--- ENTRIES PROVIDED ---

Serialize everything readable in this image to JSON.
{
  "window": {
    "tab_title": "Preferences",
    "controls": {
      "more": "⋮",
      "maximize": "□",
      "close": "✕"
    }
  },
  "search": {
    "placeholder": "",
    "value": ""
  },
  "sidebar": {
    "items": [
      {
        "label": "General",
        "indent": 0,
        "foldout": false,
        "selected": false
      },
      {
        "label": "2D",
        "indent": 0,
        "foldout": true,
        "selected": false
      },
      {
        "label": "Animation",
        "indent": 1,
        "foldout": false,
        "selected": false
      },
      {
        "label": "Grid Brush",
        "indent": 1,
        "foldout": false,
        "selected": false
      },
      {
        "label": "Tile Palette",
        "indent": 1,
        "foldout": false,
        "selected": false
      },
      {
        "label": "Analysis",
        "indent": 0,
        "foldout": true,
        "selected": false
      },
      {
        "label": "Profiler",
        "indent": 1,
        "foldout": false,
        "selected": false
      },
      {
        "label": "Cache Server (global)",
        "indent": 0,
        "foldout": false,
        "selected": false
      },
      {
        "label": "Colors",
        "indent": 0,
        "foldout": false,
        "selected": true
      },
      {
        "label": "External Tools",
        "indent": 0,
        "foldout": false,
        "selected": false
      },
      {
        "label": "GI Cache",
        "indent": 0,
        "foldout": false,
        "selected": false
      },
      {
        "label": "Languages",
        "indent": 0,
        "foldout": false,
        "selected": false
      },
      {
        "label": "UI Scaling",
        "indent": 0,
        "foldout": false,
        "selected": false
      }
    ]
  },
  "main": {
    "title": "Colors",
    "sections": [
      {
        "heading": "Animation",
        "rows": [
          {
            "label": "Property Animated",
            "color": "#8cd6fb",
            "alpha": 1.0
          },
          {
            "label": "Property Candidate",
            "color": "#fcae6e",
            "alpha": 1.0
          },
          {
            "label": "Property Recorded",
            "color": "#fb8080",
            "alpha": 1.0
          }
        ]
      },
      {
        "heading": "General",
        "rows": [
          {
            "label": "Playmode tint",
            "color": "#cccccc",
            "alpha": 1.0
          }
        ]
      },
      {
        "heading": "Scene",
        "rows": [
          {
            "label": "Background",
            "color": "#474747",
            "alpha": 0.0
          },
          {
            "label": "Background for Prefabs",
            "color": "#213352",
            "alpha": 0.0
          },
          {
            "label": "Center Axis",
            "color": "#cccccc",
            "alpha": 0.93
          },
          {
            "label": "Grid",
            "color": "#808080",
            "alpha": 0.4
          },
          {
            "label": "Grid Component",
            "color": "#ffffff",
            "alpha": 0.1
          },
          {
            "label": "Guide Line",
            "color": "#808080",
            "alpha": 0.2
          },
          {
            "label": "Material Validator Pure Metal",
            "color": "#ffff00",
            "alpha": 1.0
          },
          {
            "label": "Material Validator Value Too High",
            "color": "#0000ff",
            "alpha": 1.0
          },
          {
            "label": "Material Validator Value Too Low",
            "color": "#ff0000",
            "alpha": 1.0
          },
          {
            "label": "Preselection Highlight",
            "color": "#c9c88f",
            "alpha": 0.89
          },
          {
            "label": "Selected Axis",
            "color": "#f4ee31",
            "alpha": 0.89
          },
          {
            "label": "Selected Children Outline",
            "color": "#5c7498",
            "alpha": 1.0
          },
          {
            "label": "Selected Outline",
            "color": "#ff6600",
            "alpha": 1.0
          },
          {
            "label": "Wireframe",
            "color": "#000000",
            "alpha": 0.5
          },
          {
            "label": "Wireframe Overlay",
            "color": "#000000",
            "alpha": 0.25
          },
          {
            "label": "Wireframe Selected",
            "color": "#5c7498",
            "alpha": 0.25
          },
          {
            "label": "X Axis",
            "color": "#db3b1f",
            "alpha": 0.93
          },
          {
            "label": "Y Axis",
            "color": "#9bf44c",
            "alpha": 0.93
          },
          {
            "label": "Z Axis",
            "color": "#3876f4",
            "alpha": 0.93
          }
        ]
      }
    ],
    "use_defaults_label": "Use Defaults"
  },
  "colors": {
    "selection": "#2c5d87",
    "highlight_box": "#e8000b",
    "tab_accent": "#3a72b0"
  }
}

---
--- ENTRIES PROVIDED ---

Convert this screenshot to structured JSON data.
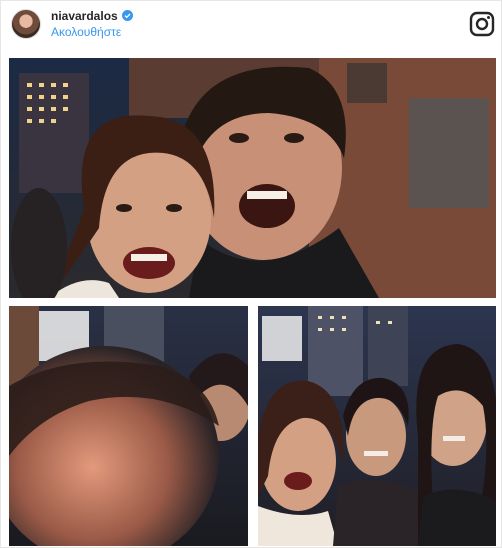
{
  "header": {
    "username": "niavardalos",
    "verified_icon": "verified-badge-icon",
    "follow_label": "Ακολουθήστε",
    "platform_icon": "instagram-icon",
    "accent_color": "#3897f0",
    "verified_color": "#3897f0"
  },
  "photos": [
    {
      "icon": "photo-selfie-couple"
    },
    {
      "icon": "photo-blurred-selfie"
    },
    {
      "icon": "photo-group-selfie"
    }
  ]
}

---

== WHAT YOU ARE ASKED TO DO ==
Extract every line from the records above that contains the word "heading".

== RESULT FOR THIS TASK ==
        "heading": "Animation",
        "heading": "General",
        "heading": "Scene",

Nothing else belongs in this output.